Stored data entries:
==========
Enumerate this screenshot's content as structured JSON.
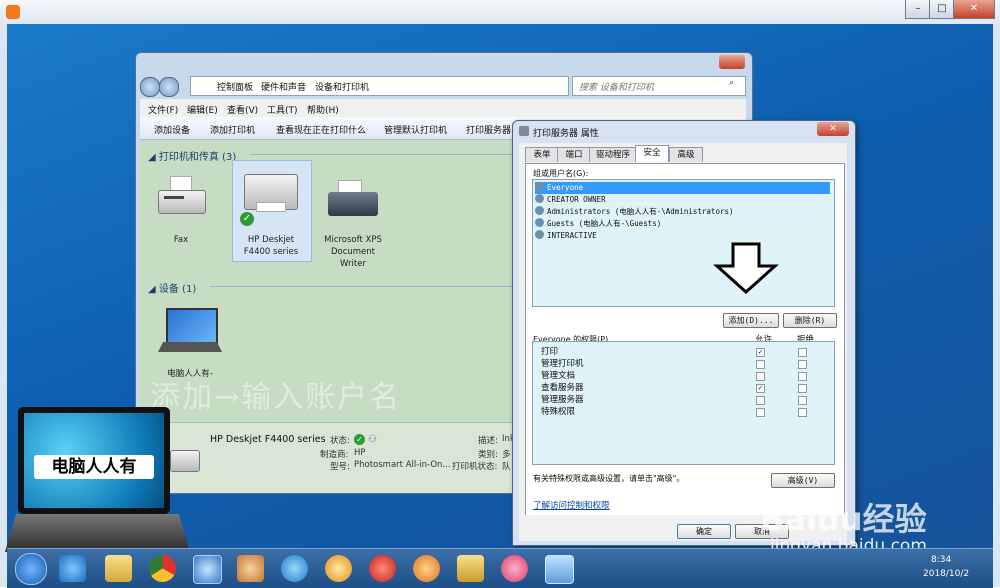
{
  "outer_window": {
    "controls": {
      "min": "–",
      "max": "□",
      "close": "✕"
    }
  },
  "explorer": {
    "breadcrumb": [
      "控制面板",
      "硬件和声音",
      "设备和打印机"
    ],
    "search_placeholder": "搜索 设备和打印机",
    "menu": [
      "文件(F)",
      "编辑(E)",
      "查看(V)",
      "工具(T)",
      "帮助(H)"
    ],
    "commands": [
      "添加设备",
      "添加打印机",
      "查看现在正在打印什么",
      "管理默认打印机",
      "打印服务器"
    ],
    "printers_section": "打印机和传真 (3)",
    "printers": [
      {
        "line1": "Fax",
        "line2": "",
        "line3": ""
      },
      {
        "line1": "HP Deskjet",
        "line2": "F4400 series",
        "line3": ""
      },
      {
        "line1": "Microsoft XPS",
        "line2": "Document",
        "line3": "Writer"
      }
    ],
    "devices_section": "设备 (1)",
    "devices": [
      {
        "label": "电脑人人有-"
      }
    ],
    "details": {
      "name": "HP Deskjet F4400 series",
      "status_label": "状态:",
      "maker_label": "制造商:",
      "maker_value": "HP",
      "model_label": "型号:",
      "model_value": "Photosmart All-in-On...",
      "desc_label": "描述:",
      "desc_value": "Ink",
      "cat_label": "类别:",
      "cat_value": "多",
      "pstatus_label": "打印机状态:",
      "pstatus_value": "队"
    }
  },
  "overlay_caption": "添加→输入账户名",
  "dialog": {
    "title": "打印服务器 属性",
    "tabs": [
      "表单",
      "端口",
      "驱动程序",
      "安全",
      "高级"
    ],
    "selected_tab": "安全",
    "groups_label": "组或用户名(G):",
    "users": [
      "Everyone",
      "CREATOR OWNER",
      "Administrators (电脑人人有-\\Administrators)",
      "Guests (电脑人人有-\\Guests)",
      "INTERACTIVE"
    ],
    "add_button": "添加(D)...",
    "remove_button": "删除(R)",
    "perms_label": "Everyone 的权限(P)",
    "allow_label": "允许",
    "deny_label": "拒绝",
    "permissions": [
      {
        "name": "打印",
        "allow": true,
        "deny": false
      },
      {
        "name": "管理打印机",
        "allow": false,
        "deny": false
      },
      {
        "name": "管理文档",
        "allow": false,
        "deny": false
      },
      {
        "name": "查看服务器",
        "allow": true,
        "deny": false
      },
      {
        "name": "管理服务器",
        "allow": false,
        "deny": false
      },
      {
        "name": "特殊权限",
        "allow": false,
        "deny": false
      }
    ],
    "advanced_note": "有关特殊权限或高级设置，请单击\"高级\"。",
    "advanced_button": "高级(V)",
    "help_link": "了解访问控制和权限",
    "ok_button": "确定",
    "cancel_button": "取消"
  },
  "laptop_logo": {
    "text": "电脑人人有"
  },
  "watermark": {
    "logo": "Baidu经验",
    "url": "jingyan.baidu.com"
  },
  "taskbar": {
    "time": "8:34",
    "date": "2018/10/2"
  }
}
==========
Written request. Quote every line of the records above exactly; no picture is to be copied.

In response.
Enumerate this screenshot's content as structured JSON.
{
  "outer_window": {
    "controls": {
      "min": "–",
      "max": "□",
      "close": "✕"
    }
  },
  "explorer": {
    "breadcrumb": [
      "控制面板",
      "硬件和声音",
      "设备和打印机"
    ],
    "search_placeholder": "搜索 设备和打印机",
    "menu": [
      "文件(F)",
      "编辑(E)",
      "查看(V)",
      "工具(T)",
      "帮助(H)"
    ],
    "commands": [
      "添加设备",
      "添加打印机",
      "查看现在正在打印什么",
      "管理默认打印机",
      "打印服务器"
    ],
    "printers_section": "打印机和传真 (3)",
    "printers": [
      {
        "line1": "Fax",
        "line2": "",
        "line3": ""
      },
      {
        "line1": "HP Deskjet",
        "line2": "F4400 series",
        "line3": ""
      },
      {
        "line1": "Microsoft XPS",
        "line2": "Document",
        "line3": "Writer"
      }
    ],
    "devices_section": "设备 (1)",
    "devices": [
      {
        "label": "电脑人人有-"
      }
    ],
    "details": {
      "name": "HP Deskjet F4400 series",
      "status_label": "状态:",
      "maker_label": "制造商:",
      "maker_value": "HP",
      "model_label": "型号:",
      "model_value": "Photosmart All-in-On...",
      "desc_label": "描述:",
      "desc_value": "Ink",
      "cat_label": "类别:",
      "cat_value": "多",
      "pstatus_label": "打印机状态:",
      "pstatus_value": "队"
    }
  },
  "overlay_caption": "添加→输入账户名",
  "dialog": {
    "title": "打印服务器 属性",
    "tabs": [
      "表单",
      "端口",
      "驱动程序",
      "安全",
      "高级"
    ],
    "selected_tab": "安全",
    "groups_label": "组或用户名(G):",
    "users": [
      "Everyone",
      "CREATOR OWNER",
      "Administrators (电脑人人有-\\Administrators)",
      "Guests (电脑人人有-\\Guests)",
      "INTERACTIVE"
    ],
    "add_button": "添加(D)...",
    "remove_button": "删除(R)",
    "perms_label": "Everyone 的权限(P)",
    "allow_label": "允许",
    "deny_label": "拒绝",
    "permissions": [
      {
        "name": "打印",
        "allow": true,
        "deny": false
      },
      {
        "name": "管理打印机",
        "allow": false,
        "deny": false
      },
      {
        "name": "管理文档",
        "allow": false,
        "deny": false
      },
      {
        "name": "查看服务器",
        "allow": true,
        "deny": false
      },
      {
        "name": "管理服务器",
        "allow": false,
        "deny": false
      },
      {
        "name": "特殊权限",
        "allow": false,
        "deny": false
      }
    ],
    "advanced_note": "有关特殊权限或高级设置，请单击\"高级\"。",
    "advanced_button": "高级(V)",
    "help_link": "了解访问控制和权限",
    "ok_button": "确定",
    "cancel_button": "取消"
  },
  "laptop_logo": {
    "text": "电脑人人有"
  },
  "watermark": {
    "logo": "Baidu经验",
    "url": "jingyan.baidu.com"
  },
  "taskbar": {
    "time": "8:34",
    "date": "2018/10/2"
  }
}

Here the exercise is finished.